#### [Exercise task]
Check each line of the material below, and copy it if it holds the string "النقط".
** START Raw data **
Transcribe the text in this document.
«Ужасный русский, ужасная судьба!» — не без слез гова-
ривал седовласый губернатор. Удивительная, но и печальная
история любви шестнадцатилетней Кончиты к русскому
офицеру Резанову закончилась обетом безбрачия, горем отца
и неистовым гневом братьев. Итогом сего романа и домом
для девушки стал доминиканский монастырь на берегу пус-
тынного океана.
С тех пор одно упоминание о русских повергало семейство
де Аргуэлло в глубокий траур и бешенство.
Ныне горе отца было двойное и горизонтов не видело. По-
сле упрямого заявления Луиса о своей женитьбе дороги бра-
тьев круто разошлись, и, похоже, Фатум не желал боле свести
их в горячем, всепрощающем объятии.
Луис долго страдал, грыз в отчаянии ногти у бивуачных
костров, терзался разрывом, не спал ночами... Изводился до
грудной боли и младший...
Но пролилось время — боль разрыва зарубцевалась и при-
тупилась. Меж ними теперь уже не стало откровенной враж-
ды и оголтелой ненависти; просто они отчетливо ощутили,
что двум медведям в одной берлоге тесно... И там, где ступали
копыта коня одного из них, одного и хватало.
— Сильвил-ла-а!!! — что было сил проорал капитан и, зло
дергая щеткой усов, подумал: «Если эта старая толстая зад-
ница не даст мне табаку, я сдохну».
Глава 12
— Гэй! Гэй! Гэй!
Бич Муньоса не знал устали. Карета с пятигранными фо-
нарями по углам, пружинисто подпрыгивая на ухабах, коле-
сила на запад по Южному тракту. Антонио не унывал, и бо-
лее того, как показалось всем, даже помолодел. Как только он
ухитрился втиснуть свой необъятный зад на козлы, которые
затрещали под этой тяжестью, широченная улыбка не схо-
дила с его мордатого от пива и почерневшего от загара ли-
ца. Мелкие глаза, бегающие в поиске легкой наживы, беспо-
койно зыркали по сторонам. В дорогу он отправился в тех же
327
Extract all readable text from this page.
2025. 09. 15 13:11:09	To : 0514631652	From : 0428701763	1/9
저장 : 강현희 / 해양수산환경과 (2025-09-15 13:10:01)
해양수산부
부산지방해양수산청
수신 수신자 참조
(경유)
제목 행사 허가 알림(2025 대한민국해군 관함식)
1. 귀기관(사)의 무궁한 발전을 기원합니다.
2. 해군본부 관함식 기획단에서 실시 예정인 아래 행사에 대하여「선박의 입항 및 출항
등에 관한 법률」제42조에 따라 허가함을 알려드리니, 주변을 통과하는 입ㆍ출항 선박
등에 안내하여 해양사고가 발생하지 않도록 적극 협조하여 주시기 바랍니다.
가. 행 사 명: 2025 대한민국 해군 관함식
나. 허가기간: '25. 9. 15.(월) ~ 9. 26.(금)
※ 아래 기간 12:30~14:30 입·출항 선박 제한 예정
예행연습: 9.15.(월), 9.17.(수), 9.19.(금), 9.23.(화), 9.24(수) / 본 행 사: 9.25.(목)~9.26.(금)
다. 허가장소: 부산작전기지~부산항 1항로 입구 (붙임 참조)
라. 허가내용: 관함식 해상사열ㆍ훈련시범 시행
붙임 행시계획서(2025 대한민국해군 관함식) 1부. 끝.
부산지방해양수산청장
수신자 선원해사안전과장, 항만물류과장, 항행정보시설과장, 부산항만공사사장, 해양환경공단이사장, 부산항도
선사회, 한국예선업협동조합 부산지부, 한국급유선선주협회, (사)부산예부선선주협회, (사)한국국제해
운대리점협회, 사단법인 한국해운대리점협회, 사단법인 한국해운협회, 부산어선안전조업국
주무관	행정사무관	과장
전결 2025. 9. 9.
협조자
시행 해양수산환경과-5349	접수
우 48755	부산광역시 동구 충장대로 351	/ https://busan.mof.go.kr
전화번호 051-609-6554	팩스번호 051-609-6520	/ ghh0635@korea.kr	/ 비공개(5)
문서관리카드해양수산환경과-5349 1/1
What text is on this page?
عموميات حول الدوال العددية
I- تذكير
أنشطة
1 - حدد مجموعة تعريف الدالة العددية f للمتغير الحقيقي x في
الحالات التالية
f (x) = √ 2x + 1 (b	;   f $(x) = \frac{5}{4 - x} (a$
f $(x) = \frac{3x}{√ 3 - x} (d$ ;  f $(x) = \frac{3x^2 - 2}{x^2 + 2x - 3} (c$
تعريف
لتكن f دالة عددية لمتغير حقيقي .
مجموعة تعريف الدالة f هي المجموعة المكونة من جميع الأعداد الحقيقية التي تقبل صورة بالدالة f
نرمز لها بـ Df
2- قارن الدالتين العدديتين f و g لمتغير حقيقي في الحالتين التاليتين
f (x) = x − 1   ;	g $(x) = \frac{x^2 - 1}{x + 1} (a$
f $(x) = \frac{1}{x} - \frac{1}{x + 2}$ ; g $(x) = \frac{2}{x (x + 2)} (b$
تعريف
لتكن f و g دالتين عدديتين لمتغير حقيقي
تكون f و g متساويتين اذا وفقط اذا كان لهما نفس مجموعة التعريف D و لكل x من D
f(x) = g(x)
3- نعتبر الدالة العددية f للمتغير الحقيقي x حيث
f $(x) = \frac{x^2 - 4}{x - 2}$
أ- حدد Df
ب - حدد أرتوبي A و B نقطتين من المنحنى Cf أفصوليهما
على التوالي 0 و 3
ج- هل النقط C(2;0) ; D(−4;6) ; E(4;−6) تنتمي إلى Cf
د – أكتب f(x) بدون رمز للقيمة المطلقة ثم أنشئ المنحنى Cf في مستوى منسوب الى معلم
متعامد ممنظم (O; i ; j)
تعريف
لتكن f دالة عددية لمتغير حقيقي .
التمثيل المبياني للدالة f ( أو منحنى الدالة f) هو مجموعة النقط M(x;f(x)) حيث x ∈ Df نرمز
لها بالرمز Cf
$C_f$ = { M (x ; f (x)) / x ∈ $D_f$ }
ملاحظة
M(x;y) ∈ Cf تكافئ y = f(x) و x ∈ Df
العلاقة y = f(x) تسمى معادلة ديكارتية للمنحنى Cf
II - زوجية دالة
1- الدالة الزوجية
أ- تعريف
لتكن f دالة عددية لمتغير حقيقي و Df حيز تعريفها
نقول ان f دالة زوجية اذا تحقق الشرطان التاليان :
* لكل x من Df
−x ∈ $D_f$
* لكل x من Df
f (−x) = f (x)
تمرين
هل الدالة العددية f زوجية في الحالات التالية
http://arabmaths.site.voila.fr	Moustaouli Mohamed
** END Raw data **
#### [Reply to the exercise]
ج- هل النقط C(2;0) ; D(−4;6) ; E(4;−6) تنتمي إلى Cf
التمثيل المبياني للدالة f ( أو منحنى الدالة f) هو مجموعة النقط M(x;f(x)) حيث x ∈ Df نرمز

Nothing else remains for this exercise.